What needs to be done: Reproduce every record below exactly as written, but leave out any pictures.

Entries:
++++++++++++++++++++

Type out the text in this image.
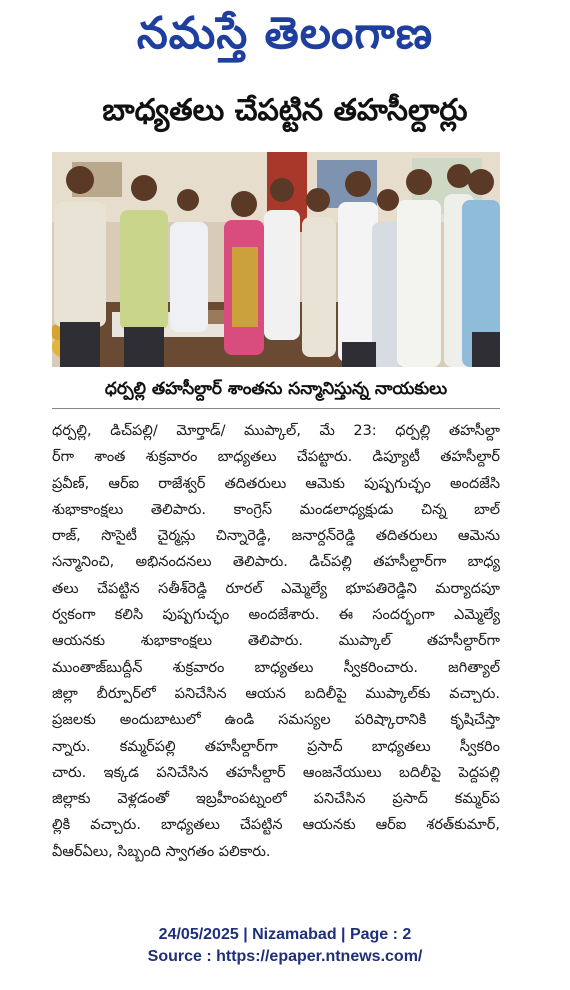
నమస్తే తెలంగాణ
బాధ్యతలు చేపట్టిన తహసీల్దార్లు
ధర్పల్లి తహసీల్దార్ శాంతను సన్మానిస్తున్న నాయకులు
ధర్పల్లి, డిచ్‌పల్లి/ మోర్తాడ్/ ముప్కాల్, మే 23: ధర్పల్లి తహసీల్దా
ర్‌గా శాంత శుక్రవారం బాధ్యతలు చేపట్టారు. డిప్యూటీ తహసీల్దార్
ప్రవీణ్, ఆర్‌ఐ రాజేశ్వర్ తదితరులు ఆమెకు పుష్పగుచ్ఛం అందజేసి
శుభాకాంక్షలు తెలిపారు. కాంగ్రెస్ మండలాధ్యక్షుడు చిన్న బాల్
రాజ్, సొసైటీ చైర్మన్లు చిన్నారెడ్డి, జనార్దన్‌రెడ్డి తదితరులు ఆమెను
సన్మానించి, అభినందనలు తెలిపారు. డిచ్‌పల్లి తహసీల్దార్‌గా బాధ్య
తలు చేపట్టిన సతీశ్‌రెడ్డి రూరల్ ఎమ్మెల్యే భూపతిరెడ్డిని మర్యాదపూ
ర్వకంగా కలిసి పుష్పగుచ్ఛం అందజేశారు. ఈ సందర్భంగా ఎమ్మెల్యే
ఆయనకు శుభాకాంక్షలు తెలిపారు. ముప్కాల్ తహసీల్దార్‌గా
ముంతాజ్‌బుద్దీన్ శుక్రవారం బాధ్యతలు స్వీకరించారు. జగిత్యాల్
జిల్లా బీర్పూర్‌లో పనిచేసిన ఆయన బదిలీపై ముప్కాల్‌కు వచ్చారు.
ప్రజలకు అందుబాటులో ఉండి సమస్యల పరిష్కారానికి కృషిచేస్తా
న్నారు. కమ్మర్‌పల్లి తహసీల్దార్‌గా ప్రసాద్ బాధ్యతలు స్వీకరిం
చారు. ఇక్కడ పనిచేసిన తహసీల్దార్ ఆంజనేయులు బదిలీపై పెద్దపల్లి
జిల్లాకు వెళ్లడంతో ఇబ్రహీంపట్నంలో పనిచేసిన ప్రసాద్ కమ్మర్‌ప
ల్లికి వచ్చారు. బాధ్యతలు చేపట్టిన ఆయనకు ఆర్‌ఐ శరత్‌కుమార్,
వీఆర్‌ఏలు, సిబ్బంది స్వాగతం పలికారు.
24/05/2025 | Nizamabad | Page : 2
Source : https://epaper.ntnews.com/
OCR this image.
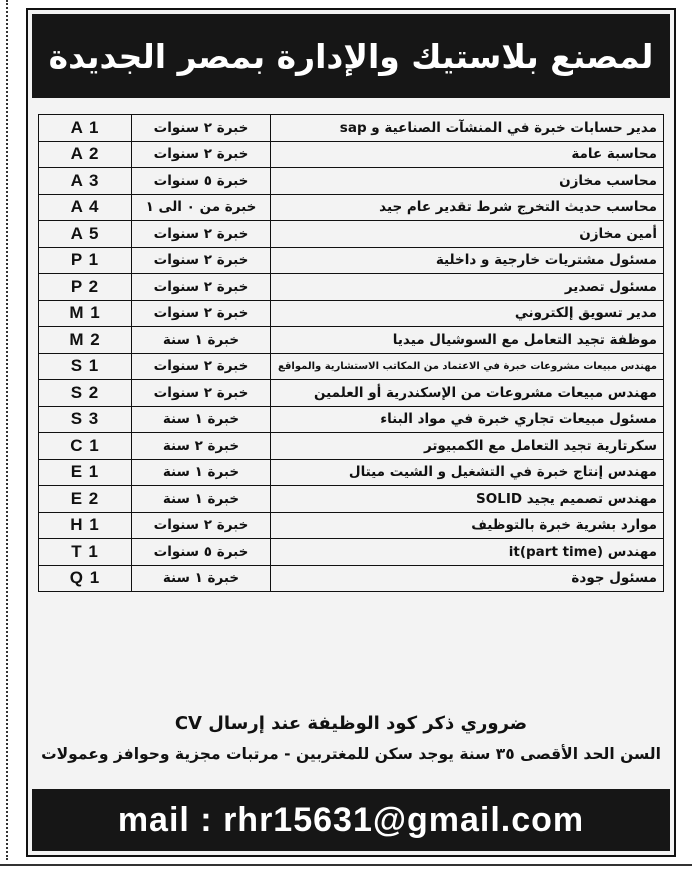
لمصنع بلاستيك والإدارة بمصر الجديدة
مدير حسابات خبرة في المنشآت الصناعية و sap	خبرة ٢ سنوات	A 1
محاسبة عامة	خبرة ٢ سنوات	A 2
محاسب مخازن	خبرة ٥ سنوات	A 3
محاسب حديث التخرج شرط تقدير عام جيد	خبرة من ٠ الى ١	A 4
أمين مخازن	خبرة ٢ سنوات	A 5
مسئول مشتريات خارجية و داخلية	خبرة ٢ سنوات	P 1
مسئول تصدير	خبرة ٢ سنوات	P 2
مدير تسويق إلكتروني	خبرة ٢ سنوات	M 1
موظفة تجيد التعامل مع السوشيال ميديا	خبرة ١ سنة	M 2
مهندس مبيعات مشروعات خبرة في الاعتماد من المكاتب الاستشارية والمواقع	خبرة ٢ سنوات	S 1
مهندس مبيعات مشروعات من الإسكندرية أو العلمين	خبرة ٢ سنوات	S 2
مسئول مبيعات تجاري خبرة في مواد البناء	خبرة ١ سنة	S 3
سكرتارية تجيد التعامل مع الكمبيوتر	خبرة ٢ سنة	C 1
مهندس إنتاج خبرة في التشغيل و الشيت ميتال	خبرة ١ سنة	E 1
مهندس تصميم يجيد SOLID	خبرة ١ سنة	E 2
موارد بشرية خبرة بالتوظيف	خبرة ٢ سنوات	H 1
مهندس it(part time)	خبرة ٥ سنوات	T 1
مسئول جودة	خبرة ١ سنة	Q 1
ضروري ذكر كود الوظيفة عند إرسال CV
السن الحد الأقصى ٣٥ سنة يوجد سكن للمغتربين - مرتبات مجزية وحوافز وعمولات
mail : rhr15631@gmail.com
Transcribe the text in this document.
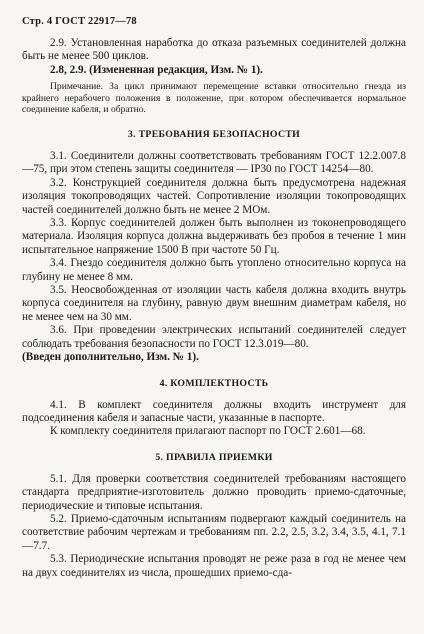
Стр. 4 ГОСТ 22917—78

2.9. Установленная наработка до отказа разъемных соединителей должна быть не менее 500 циклов.

2.8, 2.9. (Измененная редакция, Изм. № 1).

Примечание. За цикл принимают перемещение вставки относительно гнезда из крайнего нерабочего положения в положение, при котором обеспечивается нормальное соединение кабеля, и обратно.

3. ТРЕБОВАНИЯ БЕЗОПАСНОСТИ

3.1. Соединители должны соответствовать требованиям ГОСТ 12.2.007.8—75, при этом степень защиты соединителя — IP30 по ГОСТ 14254—80.

3.2. Конструкцией соединителя должна быть предусмотрена надежная изоляция токопроводящих частей. Сопротивление изоляции токопроводящих частей соединителей должно быть не менее 2 МОм.

3.3. Корпус соединителей должен быть выполнен из токонепроводящего материала. Изоляция корпуса должна выдерживать без пробоя в течение 1 мин испытательное напряжение 1500 В при частоте 50 Гц.

3.4. Гнездо соединителя должно быть утоплено относительно корпуса на глубину не менее 8 мм.

3.5. Неосвобожденная от изоляции часть кабеля должна входить внутрь корпуса соединителя на глубину, равную двум внешним диаметрам кабеля, но не менее чем на 30 мм.

3.6. При проведении электрических испытаний соединителей следует соблюдать требования безопасности по ГОСТ 12.3.019—80.

(Введен дополнительно, Изм. № 1).

4. КОМПЛЕКТНОСТЬ

4.1. В комплект соединителя должны входить инструмент для подсоединения кабеля и запасные части, указанные в паспорте.

К комплекту соединителя прилагают паспорт по ГОСТ 2.601—68.

5. ПРАВИЛА ПРИЕМКИ

5.1. Для проверки соответствия соединителей требованиям настоящего стандарта предприятие-изготовитель должно проводить приемо-сдаточные, периодические и типовые испытания.

5.2. Приемо-сдаточным испытаниям подвергают каждый соединитель на соответствие рабочим чертежам и требованиям пп. 2.2, 2.5, 3.2, 3.4, 3.5, 4.1, 7.1—7.7.

5.3. Периодические испытания проводят не реже раза в год не менее чем на двух соединителях из числа, прошедших приемо-сда-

++++++++++++++++++++

Solution to the exercise:
Type out the text in this image.
నమస్తే తెలంగాణ
బాధ్యతలు చేపట్టిన తహసీల్దార్లు
ధర్పల్లి తహసీల్దార్ శాంతను సన్మానిస్తున్న నాయకులు
ధర్పల్లి, డిచ్‌పల్లి/ మోర్తాడ్/ ముప్కాల్, మే 23: ధర్పల్లి తహసీల్దా
ర్‌గా శాంత శుక్రవారం బాధ్యతలు చేపట్టారు. డిప్యూటీ తహసీల్దార్
ప్రవీణ్, ఆర్‌ఐ రాజేశ్వర్ తదితరులు ఆమెకు పుష్పగుచ్ఛం అందజేసి
శుభాకాంక్షలు తెలిపారు. కాంగ్రెస్ మండలాధ్యక్షుడు చిన్న బాల్
రాజ్, సొసైటీ చైర్మన్లు చిన్నారెడ్డి, జనార్దన్‌రెడ్డి తదితరులు ఆమెను
సన్మానించి, అభినందనలు తెలిపారు. డిచ్‌పల్లి తహసీల్దార్‌గా బాధ్య
తలు చేపట్టిన సతీశ్‌రెడ్డి రూరల్ ఎమ్మెల్యే భూపతిరెడ్డిని మర్యాదపూ
ర్వకంగా కలిసి పుష్పగుచ్ఛం అందజేశారు. ఈ సందర్భంగా ఎమ్మెల్యే
ఆయనకు శుభాకాంక్షలు తెలిపారు. ముప్కాల్ తహసీల్దార్‌గా
ముంతాజ్‌బుద్దీన్ శుక్రవారం బాధ్యతలు స్వీకరించారు. జగిత్యాల్
జిల్లా బీర్పూర్‌లో పనిచేసిన ఆయన బదిలీపై ముప్కాల్‌కు వచ్చారు.
ప్రజలకు అందుబాటులో ఉండి సమస్యల పరిష్కారానికి కృషిచేస్తా
న్నారు. కమ్మర్‌పల్లి తహసీల్దార్‌గా ప్రసాద్ బాధ్యతలు స్వీకరిం
చారు. ఇక్కడ పనిచేసిన తహసీల్దార్ ఆంజనేయులు బదిలీపై పెద్దపల్లి
జిల్లాకు వెళ్లడంతో ఇబ్రహీంపట్నంలో పనిచేసిన ప్రసాద్ కమ్మర్‌ప
ల్లికి వచ్చారు. బాధ్యతలు చేపట్టిన ఆయనకు ఆర్‌ఐ శరత్‌కుమార్,
వీఆర్‌ఏలు, సిబ్బంది స్వాగతం పలికారు.
24/05/2025 | Nizamabad | Page : 2
Source : https://epaper.ntnews.com/
OCR this image.
لمصنع بلاستيك والإدارة بمصر الجديدة
مدير حسابات خبرة في المنشآت الصناعية و sap	خبرة ٢ سنوات	A 1
محاسبة عامة	خبرة ٢ سنوات	A 2
محاسب مخازن	خبرة ٥ سنوات	A 3
محاسب حديث التخرج شرط تقدير عام جيد	خبرة من ٠ الى ١	A 4
أمين مخازن	خبرة ٢ سنوات	A 5
مسئول مشتريات خارجية و داخلية	خبرة ٢ سنوات	P 1
مسئول تصدير	خبرة ٢ سنوات	P 2
مدير تسويق إلكتروني	خبرة ٢ سنوات	M 1
موظفة تجيد التعامل مع السوشيال ميديا	خبرة ١ سنة	M 2
مهندس مبيعات مشروعات خبرة في الاعتماد من المكاتب الاستشارية والمواقع	خبرة ٢ سنوات	S 1
مهندس مبيعات مشروعات من الإسكندرية أو العلمين	خبرة ٢ سنوات	S 2
مسئول مبيعات تجاري خبرة في مواد البناء	خبرة ١ سنة	S 3
سكرتارية تجيد التعامل مع الكمبيوتر	خبرة ٢ سنة	C 1
مهندس إنتاج خبرة في التشغيل و الشيت ميتال	خبرة ١ سنة	E 1
مهندس تصميم يجيد SOLID	خبرة ١ سنة	E 2
موارد بشرية خبرة بالتوظيف	خبرة ٢ سنوات	H 1
مهندس it(part time)	خبرة ٥ سنوات	T 1
مسئول جودة	خبرة ١ سنة	Q 1
ضروري ذكر كود الوظيفة عند إرسال CV
السن الحد الأقصى ٣٥ سنة يوجد سكن للمغتربين - مرتبات مجزية وحوافز وعمولات
mail : rhr15631@gmail.com
Transcribe the text in this document.
Стр. 4 ГОСТ 22917—78

2.9. Установленная наработка до отказа разъемных соединителей должна быть не менее 500 циклов.

2.8, 2.9. (Измененная редакция, Изм. № 1).

Примечание. За цикл принимают перемещение вставки относительно гнезда из крайнего нерабочего положения в положение, при котором обеспечивается нормальное соединение кабеля, и обратно.

3. ТРЕБОВАНИЯ БЕЗОПАСНОСТИ

3.1. Соединители должны соответствовать требованиям ГОСТ 12.2.007.8—75, при этом степень защиты соединителя — IP30 по ГОСТ 14254—80.

3.2. Конструкцией соединителя должна быть предусмотрена надежная изоляция токопроводящих частей. Сопротивление изоляции токопроводящих частей соединителей должно быть не менее 2 МОм.

3.3. Корпус соединителей должен быть выполнен из токонепроводящего материала. Изоляция корпуса должна выдерживать без пробоя в течение 1 мин испытательное напряжение 1500 В при частоте 50 Гц.

3.4. Гнездо соединителя должно быть утоплено относительно корпуса на глубину не менее 8 мм.

3.5. Неосвобожденная от изоляции часть кабеля должна входить внутрь корпуса соединителя на глубину, равную двум внешним диаметрам кабеля, но не менее чем на 30 мм.

3.6. При проведении электрических испытаний соединителей следует соблюдать требования безопасности по ГОСТ 12.3.019—80.

(Введен дополнительно, Изм. № 1).

4. КОМПЛЕКТНОСТЬ

4.1. В комплект соединителя должны входить инструмент для подсоединения кабеля и запасные части, указанные в паспорте.

К комплекту соединителя прилагают паспорт по ГОСТ 2.601—68.

5. ПРАВИЛА ПРИЕМКИ

5.1. Для проверки соответствия соединителей требованиям настоящего стандарта предприятие-изготовитель должно проводить приемо-сдаточные, периодические и типовые испытания.

5.2. Приемо-сдаточным испытаниям подвергают каждый соединитель на соответствие рабочим чертежам и требованиям пп. 2.2, 2.5, 3.2, 3.4, 3.5, 4.1, 7.1—7.7.

5.3. Периодические испытания проводят не реже раза в год не менее чем на двух соединителях из числа, прошедших приемо-сда-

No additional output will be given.